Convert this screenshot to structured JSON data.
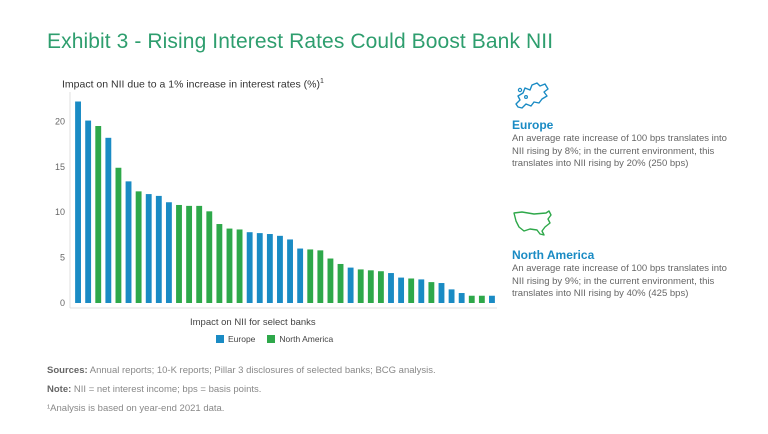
{
  "title": "Exhibit 3 - Rising Interest Rates Could Boost Bank NII",
  "chart_data": {
    "type": "bar",
    "title": "Impact on NII due to a 1% increase in interest rates (%)",
    "title_footnote": "1",
    "xlabel": "Impact on NII for select banks",
    "ylabel": "",
    "ylim": [
      0,
      22.5
    ],
    "yticks": [
      0,
      5,
      10,
      15,
      20
    ],
    "grid": false,
    "legend_position": "bottom",
    "series": [
      {
        "name": "Europe",
        "color": "#1a8bc4"
      },
      {
        "name": "North America",
        "color": "#2ea84a"
      }
    ],
    "bars": [
      {
        "v": 22.2,
        "s": 0
      },
      {
        "v": 20.1,
        "s": 0
      },
      {
        "v": 19.5,
        "s": 1
      },
      {
        "v": 18.2,
        "s": 0
      },
      {
        "v": 14.9,
        "s": 1
      },
      {
        "v": 13.4,
        "s": 0
      },
      {
        "v": 12.3,
        "s": 1
      },
      {
        "v": 12.0,
        "s": 0
      },
      {
        "v": 11.8,
        "s": 0
      },
      {
        "v": 11.1,
        "s": 0
      },
      {
        "v": 10.8,
        "s": 1
      },
      {
        "v": 10.7,
        "s": 1
      },
      {
        "v": 10.7,
        "s": 1
      },
      {
        "v": 10.1,
        "s": 1
      },
      {
        "v": 8.7,
        "s": 1
      },
      {
        "v": 8.2,
        "s": 1
      },
      {
        "v": 8.1,
        "s": 1
      },
      {
        "v": 7.8,
        "s": 0
      },
      {
        "v": 7.7,
        "s": 0
      },
      {
        "v": 7.6,
        "s": 0
      },
      {
        "v": 7.4,
        "s": 0
      },
      {
        "v": 7.0,
        "s": 0
      },
      {
        "v": 6.0,
        "s": 0
      },
      {
        "v": 5.9,
        "s": 1
      },
      {
        "v": 5.8,
        "s": 1
      },
      {
        "v": 4.9,
        "s": 1
      },
      {
        "v": 4.3,
        "s": 1
      },
      {
        "v": 3.9,
        "s": 0
      },
      {
        "v": 3.7,
        "s": 1
      },
      {
        "v": 3.6,
        "s": 1
      },
      {
        "v": 3.5,
        "s": 1
      },
      {
        "v": 3.3,
        "s": 0
      },
      {
        "v": 2.8,
        "s": 0
      },
      {
        "v": 2.7,
        "s": 1
      },
      {
        "v": 2.6,
        "s": 0
      },
      {
        "v": 2.3,
        "s": 1
      },
      {
        "v": 2.2,
        "s": 0
      },
      {
        "v": 1.5,
        "s": 0
      },
      {
        "v": 1.1,
        "s": 0
      },
      {
        "v": 0.8,
        "s": 1
      },
      {
        "v": 0.8,
        "s": 1
      },
      {
        "v": 0.8,
        "s": 0
      }
    ]
  },
  "regions": {
    "europe": {
      "name": "Europe",
      "icon": "europe-map-icon",
      "text": "An average rate increase of 100 bps translates into NII rising by 8%; in the current environment, this translates into NII rising by 20% (250 bps)"
    },
    "north_america": {
      "name": "North America",
      "icon": "north-america-map-icon",
      "text": "An average rate increase of 100 bps translates into NII rising by 9%; in the current environment, this translates into NII rising by 40% (425 bps)"
    }
  },
  "notes": {
    "sources_label": "Sources:",
    "sources_text": "Annual reports; 10-K reports; Pillar 3 disclosures of selected banks; BCG analysis.",
    "note_label": "Note:",
    "note_text": "NII = net interest income; bps = basis points.",
    "footnote": "¹Analysis is based on year-end 2021 data."
  }
}
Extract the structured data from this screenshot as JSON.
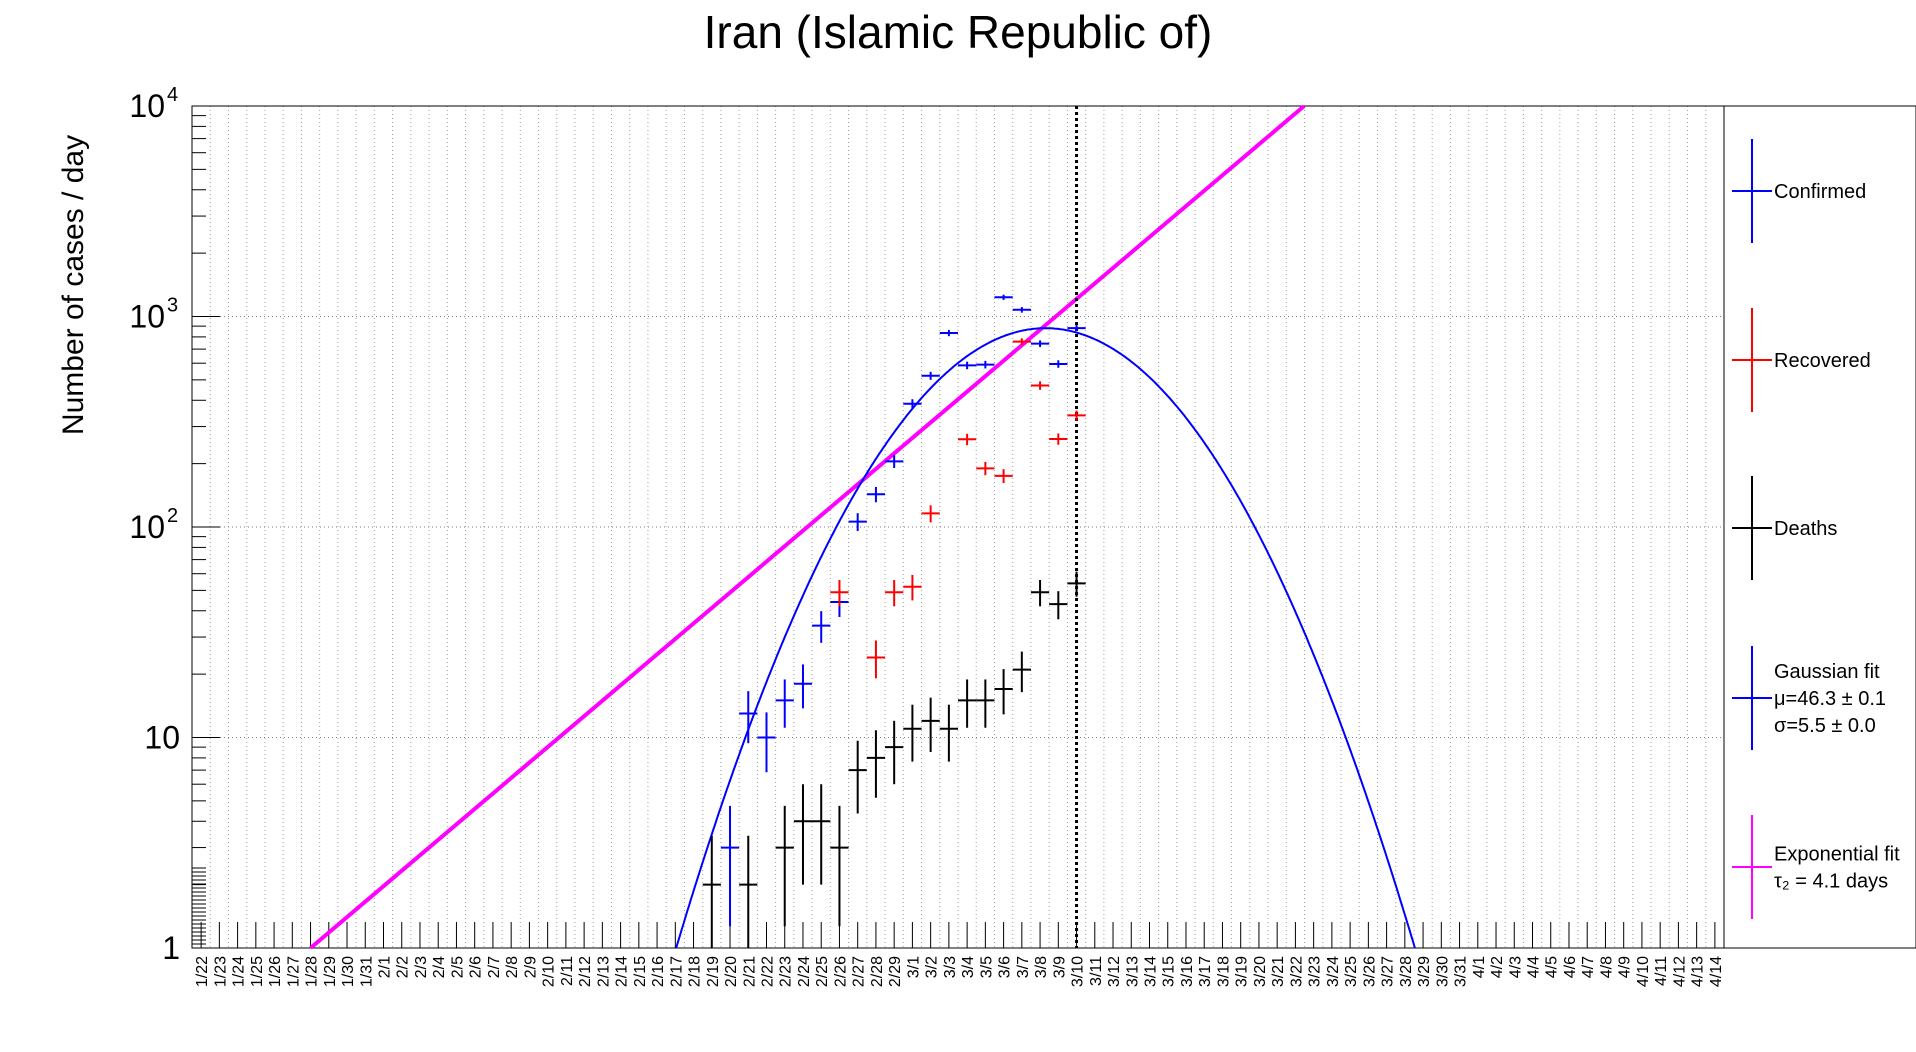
{
  "chart_data": {
    "type": "scatter",
    "title": "Iran (Islamic Republic of)",
    "ylabel": "Number of cases / day",
    "xlabel": "",
    "y_scale": "log",
    "ylim": [
      1,
      10000
    ],
    "y_ticks": [
      {
        "value": 1,
        "base": "1",
        "exp": ""
      },
      {
        "value": 10,
        "base": "10",
        "exp": ""
      },
      {
        "value": 100,
        "base": "10",
        "exp": "2"
      },
      {
        "value": 1000,
        "base": "10",
        "exp": "3"
      },
      {
        "value": 10000,
        "base": "10",
        "exp": "4"
      }
    ],
    "x_categories": [
      "1/22",
      "1/23",
      "1/24",
      "1/25",
      "1/26",
      "1/27",
      "1/28",
      "1/29",
      "1/30",
      "1/31",
      "2/1",
      "2/2",
      "2/3",
      "2/4",
      "2/5",
      "2/6",
      "2/7",
      "2/8",
      "2/9",
      "2/10",
      "2/11",
      "2/12",
      "2/13",
      "2/14",
      "2/15",
      "2/16",
      "2/17",
      "2/18",
      "2/19",
      "2/20",
      "2/21",
      "2/22",
      "2/23",
      "2/24",
      "2/25",
      "2/26",
      "2/27",
      "2/28",
      "2/29",
      "3/1",
      "3/2",
      "3/3",
      "3/4",
      "3/5",
      "3/6",
      "3/7",
      "3/8",
      "3/9",
      "3/10",
      "3/11",
      "3/12",
      "3/13",
      "3/14",
      "3/15",
      "3/16",
      "3/17",
      "3/18",
      "3/19",
      "3/20",
      "3/21",
      "3/22",
      "3/23",
      "3/24",
      "3/25",
      "3/26",
      "3/27",
      "3/28",
      "3/29",
      "3/30",
      "3/31",
      "4/1",
      "4/2",
      "4/3",
      "4/4",
      "4/5",
      "4/6",
      "4/7",
      "4/8",
      "4/9",
      "4/10",
      "4/11",
      "4/12",
      "4/13",
      "4/14"
    ],
    "grid": true,
    "series": [
      {
        "name": "Confirmed",
        "color": "#0000ff",
        "points": [
          [
            "2/20",
            3
          ],
          [
            "2/21",
            13
          ],
          [
            "2/22",
            10
          ],
          [
            "2/23",
            15
          ],
          [
            "2/24",
            18
          ],
          [
            "2/25",
            34
          ],
          [
            "2/26",
            44
          ],
          [
            "2/27",
            106
          ],
          [
            "2/28",
            143
          ],
          [
            "2/29",
            205
          ],
          [
            "3/1",
            385
          ],
          [
            "3/2",
            523
          ],
          [
            "3/3",
            835
          ],
          [
            "3/4",
            586
          ],
          [
            "3/5",
            591
          ],
          [
            "3/6",
            1234
          ],
          [
            "3/7",
            1076
          ],
          [
            "3/8",
            743
          ],
          [
            "3/9",
            595
          ],
          [
            "3/10",
            881
          ]
        ]
      },
      {
        "name": "Recovered",
        "color": "#ff0000",
        "points": [
          [
            "2/26",
            49
          ],
          [
            "2/28",
            24
          ],
          [
            "2/29",
            49
          ],
          [
            "3/1",
            52
          ],
          [
            "3/2",
            116
          ],
          [
            "3/4",
            261
          ],
          [
            "3/5",
            190
          ],
          [
            "3/6",
            175
          ],
          [
            "3/7",
            760
          ],
          [
            "3/8",
            470
          ],
          [
            "3/9",
            262
          ],
          [
            "3/10",
            339
          ]
        ]
      },
      {
        "name": "Deaths",
        "color": "#000000",
        "points": [
          [
            "2/19",
            2
          ],
          [
            "2/21",
            2
          ],
          [
            "2/23",
            3
          ],
          [
            "2/24",
            4
          ],
          [
            "2/25",
            4
          ],
          [
            "2/26",
            3
          ],
          [
            "2/27",
            7
          ],
          [
            "2/28",
            8
          ],
          [
            "2/29",
            9
          ],
          [
            "3/1",
            11
          ],
          [
            "3/2",
            12
          ],
          [
            "3/3",
            11
          ],
          [
            "3/4",
            15
          ],
          [
            "3/5",
            15
          ],
          [
            "3/6",
            17
          ],
          [
            "3/7",
            21
          ],
          [
            "3/8",
            49
          ],
          [
            "3/9",
            43
          ],
          [
            "3/10",
            54
          ]
        ]
      }
    ],
    "gaussian_fit": {
      "color": "#0000ff",
      "mu": 46.3,
      "sigma": 5.5,
      "peak": 880
    },
    "exponential_fit": {
      "color": "#ff00ff",
      "start": "1/28",
      "y_at_start": 1,
      "doubling_days": 4.1
    },
    "vertical_marker": "3/10",
    "legend": {
      "placement": "right",
      "entries": [
        {
          "lines": [
            "Confirmed"
          ],
          "color": "#0000ff"
        },
        {
          "lines": [
            "Recovered"
          ],
          "color": "#ff0000"
        },
        {
          "lines": [
            "Deaths"
          ],
          "color": "#000000"
        },
        {
          "lines": [
            "Gaussian fit",
            "μ=46.3 ± 0.1",
            " σ=5.5 ± 0.0"
          ],
          "color": "#0000ff"
        },
        {
          "lines": [
            "Exponential fit",
            "τ₂ = 4.1 days"
          ],
          "color": "#ff00ff"
        }
      ]
    }
  }
}
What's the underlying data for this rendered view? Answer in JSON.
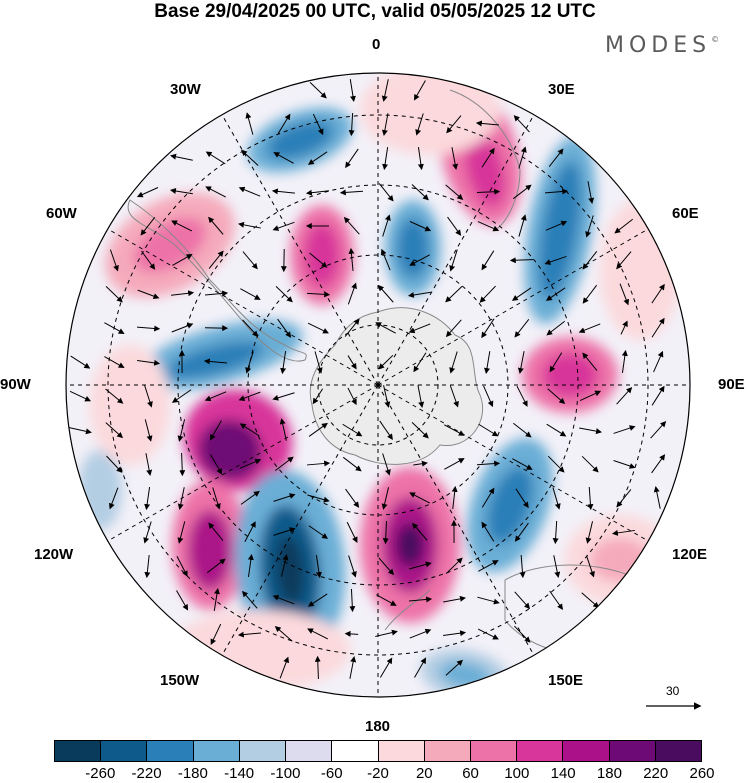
{
  "title": "Base 29/04/2025 00 UTC, valid 05/05/2025 12 UTC",
  "logo": {
    "text": "MODES",
    "mark": "©"
  },
  "longitude_labels": [
    "0",
    "30E",
    "60E",
    "90E",
    "120E",
    "150E",
    "180",
    "150W",
    "120W",
    "90W",
    "60W",
    "30W"
  ],
  "reference_vector": {
    "value": "30"
  },
  "colorbar": {
    "colors": [
      "#083b5c",
      "#0e5a8a",
      "#2a7fb8",
      "#6aaed6",
      "#b3cde3",
      "#dcdcee",
      "#ffffff",
      "#fbd9dc",
      "#f5aabb",
      "#ed72a8",
      "#d8369a",
      "#ab1289",
      "#6e0a75",
      "#4a0c5e"
    ],
    "ticks": [
      "-260",
      "-220",
      "-180",
      "-140",
      "-100",
      "-60",
      "-20",
      "20",
      "60",
      "100",
      "140",
      "180",
      "220",
      "260"
    ]
  },
  "colors": {
    "land": "#eeeeee",
    "coast": "#888888",
    "grid": "#000000"
  }
}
----------
Reproduce the material above exactly, but only from the line with "What's the underlying" through its last line, leaving pictures out.

[CORRECT RESULT]
What's the underlying data for this rendered view? Answer in JSON.
{
  "title": "Base 29/04/2025 00 UTC, valid 05/05/2025 12 UTC",
  "logo": {
    "text": "MODES",
    "mark": "©"
  },
  "longitude_labels": [
    "0",
    "30E",
    "60E",
    "90E",
    "120E",
    "150E",
    "180",
    "150W",
    "120W",
    "90W",
    "60W",
    "30W"
  ],
  "reference_vector": {
    "value": "30"
  },
  "colorbar": {
    "colors": [
      "#083b5c",
      "#0e5a8a",
      "#2a7fb8",
      "#6aaed6",
      "#b3cde3",
      "#dcdcee",
      "#ffffff",
      "#fbd9dc",
      "#f5aabb",
      "#ed72a8",
      "#d8369a",
      "#ab1289",
      "#6e0a75",
      "#4a0c5e"
    ],
    "ticks": [
      "-260",
      "-220",
      "-180",
      "-140",
      "-100",
      "-60",
      "-20",
      "20",
      "60",
      "100",
      "140",
      "180",
      "220",
      "260"
    ]
  },
  "colors": {
    "land": "#eeeeee",
    "coast": "#888888",
    "grid": "#000000"
  }
}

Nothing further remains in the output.